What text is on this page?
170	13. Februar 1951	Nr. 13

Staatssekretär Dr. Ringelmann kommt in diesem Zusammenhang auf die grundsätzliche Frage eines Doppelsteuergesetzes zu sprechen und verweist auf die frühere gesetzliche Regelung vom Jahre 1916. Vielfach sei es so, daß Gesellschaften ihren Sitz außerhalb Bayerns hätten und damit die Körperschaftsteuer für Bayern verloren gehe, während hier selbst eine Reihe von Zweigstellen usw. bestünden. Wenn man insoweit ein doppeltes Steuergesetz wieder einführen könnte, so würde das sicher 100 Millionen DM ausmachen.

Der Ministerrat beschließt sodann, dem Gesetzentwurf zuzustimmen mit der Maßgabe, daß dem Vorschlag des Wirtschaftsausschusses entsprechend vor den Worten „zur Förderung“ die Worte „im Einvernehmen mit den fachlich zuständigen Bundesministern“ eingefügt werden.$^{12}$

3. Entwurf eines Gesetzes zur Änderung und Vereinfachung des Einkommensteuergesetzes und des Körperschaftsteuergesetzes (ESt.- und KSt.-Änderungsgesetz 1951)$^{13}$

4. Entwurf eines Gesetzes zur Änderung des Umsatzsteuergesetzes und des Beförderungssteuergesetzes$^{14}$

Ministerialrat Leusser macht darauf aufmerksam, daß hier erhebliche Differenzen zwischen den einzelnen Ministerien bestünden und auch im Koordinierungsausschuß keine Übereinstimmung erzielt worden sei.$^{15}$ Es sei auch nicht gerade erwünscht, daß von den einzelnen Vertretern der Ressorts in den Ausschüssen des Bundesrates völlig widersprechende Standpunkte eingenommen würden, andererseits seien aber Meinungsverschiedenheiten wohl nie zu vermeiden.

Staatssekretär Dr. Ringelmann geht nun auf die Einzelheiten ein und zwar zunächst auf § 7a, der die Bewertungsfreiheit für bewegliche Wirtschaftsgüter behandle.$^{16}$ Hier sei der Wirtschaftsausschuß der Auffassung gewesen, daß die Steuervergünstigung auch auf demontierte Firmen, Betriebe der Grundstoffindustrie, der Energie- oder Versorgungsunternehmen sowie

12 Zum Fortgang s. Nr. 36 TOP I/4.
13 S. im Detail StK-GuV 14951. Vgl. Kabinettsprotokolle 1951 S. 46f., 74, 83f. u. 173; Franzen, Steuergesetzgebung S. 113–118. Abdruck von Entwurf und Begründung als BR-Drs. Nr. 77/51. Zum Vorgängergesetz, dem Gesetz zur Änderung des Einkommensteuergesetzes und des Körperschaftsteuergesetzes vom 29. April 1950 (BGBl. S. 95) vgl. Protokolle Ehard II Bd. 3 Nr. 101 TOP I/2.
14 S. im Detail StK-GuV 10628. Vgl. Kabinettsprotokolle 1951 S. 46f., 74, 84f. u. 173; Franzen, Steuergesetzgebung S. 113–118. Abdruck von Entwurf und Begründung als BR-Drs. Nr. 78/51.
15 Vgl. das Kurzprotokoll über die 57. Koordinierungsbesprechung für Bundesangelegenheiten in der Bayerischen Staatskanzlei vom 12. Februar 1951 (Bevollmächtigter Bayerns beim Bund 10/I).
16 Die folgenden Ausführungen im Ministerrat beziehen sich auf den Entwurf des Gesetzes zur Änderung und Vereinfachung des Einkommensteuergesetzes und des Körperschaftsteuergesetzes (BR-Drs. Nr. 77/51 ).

● ● ● ● ● ● ●

• **WHAT YOU ARE ASKED TO DO**
Search the data above and return each line in which "Steuergesetzgebung" occurs.

• **WRITTEN SOLUTION**
13 S. im Detail StK-GuV 14951. Vgl. Kabinettsprotokolle 1951 S. 46f., 74, 83f. u. 173; Franzen, Steuergesetzgebung S. 113–118. Abdruck von Entwurf und Begründung als BR-Drs. Nr. 77/51. Zum Vorgängergesetz, dem Gesetz zur Änderung des Einkommensteuergesetzes und des Körperschaftsteuergesetzes vom 29. April 1950 (BGBl. S. 95) vgl. Protokolle Ehard II Bd. 3 Nr. 101 TOP I/2.
14 S. im Detail StK-GuV 10628. Vgl. Kabinettsprotokolle 1951 S. 46f., 74, 84f. u. 173; Franzen, Steuergesetzgebung S. 113–118. Abdruck von Entwurf und Begründung als BR-Drs. Nr. 78/51.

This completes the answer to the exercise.